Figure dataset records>
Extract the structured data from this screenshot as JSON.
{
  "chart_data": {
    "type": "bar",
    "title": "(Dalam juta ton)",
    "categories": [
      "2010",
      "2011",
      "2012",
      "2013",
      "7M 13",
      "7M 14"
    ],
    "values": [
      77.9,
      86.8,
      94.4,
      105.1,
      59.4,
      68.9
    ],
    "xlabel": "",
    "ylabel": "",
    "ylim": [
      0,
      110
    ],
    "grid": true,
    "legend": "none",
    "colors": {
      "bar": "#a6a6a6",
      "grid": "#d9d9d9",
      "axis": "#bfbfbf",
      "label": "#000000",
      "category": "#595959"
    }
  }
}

TASK TO COMPLETE> Each record should come back exactly as written.

REPLY TO THE EXERCISE>
Extract the structured data from this screenshot as JSON.
{
  "chart_data": {
    "type": "bar",
    "title": "(Dalam juta ton)",
    "categories": [
      "2010",
      "2011",
      "2012",
      "2013",
      "7M 13",
      "7M 14"
    ],
    "values": [
      77.9,
      86.8,
      94.4,
      105.1,
      59.4,
      68.9
    ],
    "xlabel": "",
    "ylabel": "",
    "ylim": [
      0,
      110
    ],
    "grid": true,
    "legend": "none",
    "colors": {
      "bar": "#a6a6a6",
      "grid": "#d9d9d9",
      "axis": "#bfbfbf",
      "label": "#000000",
      "category": "#595959"
    }
  }
}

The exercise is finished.